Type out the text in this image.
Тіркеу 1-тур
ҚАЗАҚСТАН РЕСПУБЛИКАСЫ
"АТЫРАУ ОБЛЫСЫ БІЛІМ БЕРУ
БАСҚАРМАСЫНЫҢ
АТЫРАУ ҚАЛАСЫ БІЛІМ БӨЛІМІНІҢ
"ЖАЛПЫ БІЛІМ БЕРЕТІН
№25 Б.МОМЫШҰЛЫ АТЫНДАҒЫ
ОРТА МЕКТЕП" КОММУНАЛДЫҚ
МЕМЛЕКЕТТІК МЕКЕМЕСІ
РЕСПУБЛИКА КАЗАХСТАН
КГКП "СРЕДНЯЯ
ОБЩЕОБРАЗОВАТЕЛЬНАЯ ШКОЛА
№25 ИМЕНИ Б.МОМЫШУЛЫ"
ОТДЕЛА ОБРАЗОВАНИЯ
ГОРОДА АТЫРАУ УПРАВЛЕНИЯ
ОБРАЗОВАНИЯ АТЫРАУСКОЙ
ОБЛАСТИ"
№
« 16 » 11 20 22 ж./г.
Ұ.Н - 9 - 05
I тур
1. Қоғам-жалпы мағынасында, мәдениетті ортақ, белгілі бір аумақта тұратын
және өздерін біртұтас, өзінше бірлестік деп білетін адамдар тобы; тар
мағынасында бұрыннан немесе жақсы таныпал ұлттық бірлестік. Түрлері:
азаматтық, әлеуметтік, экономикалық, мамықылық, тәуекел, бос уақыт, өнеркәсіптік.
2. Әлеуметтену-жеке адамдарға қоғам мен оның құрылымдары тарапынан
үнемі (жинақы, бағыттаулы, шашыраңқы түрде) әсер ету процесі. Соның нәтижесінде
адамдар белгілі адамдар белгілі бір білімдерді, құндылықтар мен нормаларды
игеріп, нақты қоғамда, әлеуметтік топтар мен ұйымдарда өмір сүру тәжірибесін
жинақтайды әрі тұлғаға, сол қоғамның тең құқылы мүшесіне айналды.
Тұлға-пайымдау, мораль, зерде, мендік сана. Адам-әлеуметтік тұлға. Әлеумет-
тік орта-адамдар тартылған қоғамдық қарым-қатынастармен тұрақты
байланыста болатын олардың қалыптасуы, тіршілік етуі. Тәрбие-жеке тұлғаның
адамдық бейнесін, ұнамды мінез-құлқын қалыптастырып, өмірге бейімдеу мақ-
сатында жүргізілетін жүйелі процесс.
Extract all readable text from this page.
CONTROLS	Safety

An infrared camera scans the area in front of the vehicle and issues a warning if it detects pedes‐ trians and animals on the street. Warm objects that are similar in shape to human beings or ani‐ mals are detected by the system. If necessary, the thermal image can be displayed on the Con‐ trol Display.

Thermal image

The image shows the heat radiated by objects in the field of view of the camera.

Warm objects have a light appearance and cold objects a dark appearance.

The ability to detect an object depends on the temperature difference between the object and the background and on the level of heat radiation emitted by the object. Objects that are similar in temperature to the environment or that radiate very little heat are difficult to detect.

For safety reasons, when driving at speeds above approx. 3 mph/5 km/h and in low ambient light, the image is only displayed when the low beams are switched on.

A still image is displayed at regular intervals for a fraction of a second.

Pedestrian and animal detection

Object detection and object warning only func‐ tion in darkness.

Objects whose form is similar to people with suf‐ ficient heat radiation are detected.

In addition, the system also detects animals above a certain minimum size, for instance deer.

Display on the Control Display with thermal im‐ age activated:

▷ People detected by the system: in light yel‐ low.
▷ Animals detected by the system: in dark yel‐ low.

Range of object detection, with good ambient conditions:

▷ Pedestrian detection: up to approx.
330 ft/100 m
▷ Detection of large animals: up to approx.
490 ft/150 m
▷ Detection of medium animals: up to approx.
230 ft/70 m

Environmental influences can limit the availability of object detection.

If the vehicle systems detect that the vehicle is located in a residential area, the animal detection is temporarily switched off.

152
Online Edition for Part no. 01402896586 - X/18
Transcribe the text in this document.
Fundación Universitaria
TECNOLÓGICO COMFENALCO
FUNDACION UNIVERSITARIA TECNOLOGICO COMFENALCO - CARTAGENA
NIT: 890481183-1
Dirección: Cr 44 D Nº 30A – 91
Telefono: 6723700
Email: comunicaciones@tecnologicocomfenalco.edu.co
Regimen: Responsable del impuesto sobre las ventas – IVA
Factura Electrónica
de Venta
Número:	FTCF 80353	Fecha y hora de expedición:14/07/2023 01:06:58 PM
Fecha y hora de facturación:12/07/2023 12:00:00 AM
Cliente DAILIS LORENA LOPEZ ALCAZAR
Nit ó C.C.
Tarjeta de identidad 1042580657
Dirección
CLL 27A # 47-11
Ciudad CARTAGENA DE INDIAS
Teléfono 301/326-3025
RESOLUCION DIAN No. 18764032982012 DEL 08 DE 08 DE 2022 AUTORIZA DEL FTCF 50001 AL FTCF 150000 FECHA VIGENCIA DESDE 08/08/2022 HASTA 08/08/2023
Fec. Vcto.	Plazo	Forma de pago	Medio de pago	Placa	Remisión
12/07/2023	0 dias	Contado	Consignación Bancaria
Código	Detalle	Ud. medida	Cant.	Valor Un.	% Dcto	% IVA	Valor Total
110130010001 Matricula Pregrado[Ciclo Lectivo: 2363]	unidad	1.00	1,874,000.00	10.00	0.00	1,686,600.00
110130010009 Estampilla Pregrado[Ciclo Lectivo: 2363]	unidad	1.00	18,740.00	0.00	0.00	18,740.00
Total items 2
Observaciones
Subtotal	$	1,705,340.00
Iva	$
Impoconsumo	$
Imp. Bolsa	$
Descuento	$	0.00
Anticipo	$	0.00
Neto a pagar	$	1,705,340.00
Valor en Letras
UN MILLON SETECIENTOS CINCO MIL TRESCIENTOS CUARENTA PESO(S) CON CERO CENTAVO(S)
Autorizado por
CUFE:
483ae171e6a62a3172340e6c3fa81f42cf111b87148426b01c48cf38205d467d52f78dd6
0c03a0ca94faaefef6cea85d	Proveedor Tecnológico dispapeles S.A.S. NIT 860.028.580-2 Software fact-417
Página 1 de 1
========================================
### What is needed
Track down all lines above with the string "бірлестік" and copy them.

### Solved problem
және өздерін біртұтас, өзінше бірлестік деп білетін адамдар тобы; тар
мағынасында бұрыннан немесе жақсы таныпал ұлттық бірлестік. Түрлері:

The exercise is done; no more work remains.